*WHAT IS BEING ASKED*:
Lift every line from the entries that includes the word "Institut".

*INPUT DATA*:
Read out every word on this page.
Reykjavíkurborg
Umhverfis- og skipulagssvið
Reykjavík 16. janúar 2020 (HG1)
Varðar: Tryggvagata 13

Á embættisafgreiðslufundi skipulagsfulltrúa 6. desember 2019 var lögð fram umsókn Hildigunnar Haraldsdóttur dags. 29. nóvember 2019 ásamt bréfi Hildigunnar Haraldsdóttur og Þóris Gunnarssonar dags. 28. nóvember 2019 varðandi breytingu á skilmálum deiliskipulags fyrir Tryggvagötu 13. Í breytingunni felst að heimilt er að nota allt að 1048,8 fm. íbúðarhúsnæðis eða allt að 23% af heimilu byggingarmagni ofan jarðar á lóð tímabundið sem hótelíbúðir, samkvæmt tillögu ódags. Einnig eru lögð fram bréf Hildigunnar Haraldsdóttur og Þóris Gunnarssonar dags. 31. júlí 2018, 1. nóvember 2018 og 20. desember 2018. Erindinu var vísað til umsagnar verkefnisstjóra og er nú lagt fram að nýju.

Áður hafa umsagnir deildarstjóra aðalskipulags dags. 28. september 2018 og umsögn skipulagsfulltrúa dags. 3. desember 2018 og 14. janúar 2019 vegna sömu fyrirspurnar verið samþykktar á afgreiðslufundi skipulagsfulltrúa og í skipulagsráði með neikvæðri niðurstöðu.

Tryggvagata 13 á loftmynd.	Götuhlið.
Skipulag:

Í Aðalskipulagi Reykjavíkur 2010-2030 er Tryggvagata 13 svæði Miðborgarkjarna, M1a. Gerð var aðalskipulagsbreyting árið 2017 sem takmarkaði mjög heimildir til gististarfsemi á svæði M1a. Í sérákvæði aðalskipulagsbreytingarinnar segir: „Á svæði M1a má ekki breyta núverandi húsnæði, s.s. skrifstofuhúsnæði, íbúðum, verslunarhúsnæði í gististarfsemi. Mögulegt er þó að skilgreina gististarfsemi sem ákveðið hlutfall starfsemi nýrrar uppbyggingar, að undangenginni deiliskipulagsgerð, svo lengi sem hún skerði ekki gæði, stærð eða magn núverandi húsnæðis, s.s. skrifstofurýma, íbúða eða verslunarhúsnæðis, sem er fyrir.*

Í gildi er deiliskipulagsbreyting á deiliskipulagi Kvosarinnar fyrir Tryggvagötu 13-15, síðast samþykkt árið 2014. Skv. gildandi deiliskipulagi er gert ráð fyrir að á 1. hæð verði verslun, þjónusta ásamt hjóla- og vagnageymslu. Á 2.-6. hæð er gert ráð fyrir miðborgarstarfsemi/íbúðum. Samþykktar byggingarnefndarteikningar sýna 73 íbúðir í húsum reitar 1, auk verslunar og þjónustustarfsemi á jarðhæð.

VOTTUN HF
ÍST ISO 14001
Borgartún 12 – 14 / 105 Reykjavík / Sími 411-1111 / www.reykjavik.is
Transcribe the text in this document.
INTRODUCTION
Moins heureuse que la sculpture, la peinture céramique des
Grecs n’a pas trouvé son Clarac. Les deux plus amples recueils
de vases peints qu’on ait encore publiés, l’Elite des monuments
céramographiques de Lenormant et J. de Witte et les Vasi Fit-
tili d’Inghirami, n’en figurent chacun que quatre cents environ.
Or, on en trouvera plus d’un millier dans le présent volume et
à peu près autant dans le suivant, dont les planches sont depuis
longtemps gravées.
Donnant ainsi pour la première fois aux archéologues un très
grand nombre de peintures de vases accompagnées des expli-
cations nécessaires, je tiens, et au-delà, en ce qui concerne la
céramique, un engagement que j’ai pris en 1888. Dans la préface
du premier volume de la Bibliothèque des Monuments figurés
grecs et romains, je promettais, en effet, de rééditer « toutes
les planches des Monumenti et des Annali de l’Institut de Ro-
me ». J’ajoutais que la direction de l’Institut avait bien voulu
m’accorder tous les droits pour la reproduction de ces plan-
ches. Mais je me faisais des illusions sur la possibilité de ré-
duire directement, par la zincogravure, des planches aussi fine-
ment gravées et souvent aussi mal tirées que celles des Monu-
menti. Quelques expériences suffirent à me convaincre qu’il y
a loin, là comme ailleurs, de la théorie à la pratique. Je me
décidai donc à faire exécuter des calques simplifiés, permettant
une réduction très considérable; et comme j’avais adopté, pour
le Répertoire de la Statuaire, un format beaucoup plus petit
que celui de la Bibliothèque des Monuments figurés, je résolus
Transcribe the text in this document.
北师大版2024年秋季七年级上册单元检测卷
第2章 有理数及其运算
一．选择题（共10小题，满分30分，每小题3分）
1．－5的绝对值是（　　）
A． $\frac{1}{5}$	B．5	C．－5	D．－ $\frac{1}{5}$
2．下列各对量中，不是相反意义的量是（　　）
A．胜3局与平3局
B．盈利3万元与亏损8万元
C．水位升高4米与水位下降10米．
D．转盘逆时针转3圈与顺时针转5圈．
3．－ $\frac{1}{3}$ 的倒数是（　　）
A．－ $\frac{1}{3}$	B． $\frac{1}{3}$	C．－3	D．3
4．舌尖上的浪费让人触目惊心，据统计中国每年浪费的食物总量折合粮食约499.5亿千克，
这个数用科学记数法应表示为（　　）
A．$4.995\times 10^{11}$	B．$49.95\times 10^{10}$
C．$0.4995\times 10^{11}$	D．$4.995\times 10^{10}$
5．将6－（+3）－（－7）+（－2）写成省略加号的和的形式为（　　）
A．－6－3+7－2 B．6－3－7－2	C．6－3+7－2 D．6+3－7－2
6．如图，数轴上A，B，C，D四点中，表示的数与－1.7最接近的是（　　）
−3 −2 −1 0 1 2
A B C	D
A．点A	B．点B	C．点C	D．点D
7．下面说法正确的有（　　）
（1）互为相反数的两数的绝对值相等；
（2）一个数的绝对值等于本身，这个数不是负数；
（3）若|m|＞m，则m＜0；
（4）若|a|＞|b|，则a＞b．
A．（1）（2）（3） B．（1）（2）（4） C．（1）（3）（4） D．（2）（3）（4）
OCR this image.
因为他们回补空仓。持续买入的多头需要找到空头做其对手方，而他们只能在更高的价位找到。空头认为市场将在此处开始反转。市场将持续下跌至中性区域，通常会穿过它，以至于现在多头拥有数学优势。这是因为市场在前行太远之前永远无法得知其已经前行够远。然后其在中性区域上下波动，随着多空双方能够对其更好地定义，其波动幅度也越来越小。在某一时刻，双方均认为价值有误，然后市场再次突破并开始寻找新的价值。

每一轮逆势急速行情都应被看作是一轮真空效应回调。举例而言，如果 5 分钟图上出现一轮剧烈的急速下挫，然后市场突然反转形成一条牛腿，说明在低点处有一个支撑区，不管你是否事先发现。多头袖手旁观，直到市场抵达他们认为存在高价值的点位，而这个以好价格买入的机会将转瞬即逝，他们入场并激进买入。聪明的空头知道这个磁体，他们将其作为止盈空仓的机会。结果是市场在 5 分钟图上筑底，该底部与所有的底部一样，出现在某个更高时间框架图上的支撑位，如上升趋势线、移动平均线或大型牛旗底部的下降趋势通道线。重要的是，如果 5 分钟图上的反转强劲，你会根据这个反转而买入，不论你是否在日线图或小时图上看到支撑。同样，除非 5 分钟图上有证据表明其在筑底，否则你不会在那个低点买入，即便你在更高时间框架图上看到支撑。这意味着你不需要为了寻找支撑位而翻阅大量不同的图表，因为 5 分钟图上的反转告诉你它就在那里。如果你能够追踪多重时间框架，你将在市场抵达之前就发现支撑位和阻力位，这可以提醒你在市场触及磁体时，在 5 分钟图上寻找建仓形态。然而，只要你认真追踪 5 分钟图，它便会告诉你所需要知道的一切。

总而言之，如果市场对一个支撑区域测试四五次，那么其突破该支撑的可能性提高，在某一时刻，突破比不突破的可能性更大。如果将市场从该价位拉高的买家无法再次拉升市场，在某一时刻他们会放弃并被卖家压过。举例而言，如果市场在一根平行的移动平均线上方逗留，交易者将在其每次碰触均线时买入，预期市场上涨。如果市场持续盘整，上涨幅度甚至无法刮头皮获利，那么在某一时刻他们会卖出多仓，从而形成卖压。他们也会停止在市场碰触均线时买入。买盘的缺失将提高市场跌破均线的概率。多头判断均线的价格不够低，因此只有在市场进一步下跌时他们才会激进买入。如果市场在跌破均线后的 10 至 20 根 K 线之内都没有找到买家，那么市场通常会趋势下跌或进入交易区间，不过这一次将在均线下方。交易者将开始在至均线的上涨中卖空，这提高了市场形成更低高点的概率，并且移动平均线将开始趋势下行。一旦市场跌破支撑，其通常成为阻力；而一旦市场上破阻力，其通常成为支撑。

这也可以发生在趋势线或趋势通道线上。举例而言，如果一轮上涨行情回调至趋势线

*RESULT FOR THIS EXERCISE*:
les planches des Monumenti et des Annali de l’Institut de Ro-
me ». J’ajoutais que la direction de l’Institut avait bien voulu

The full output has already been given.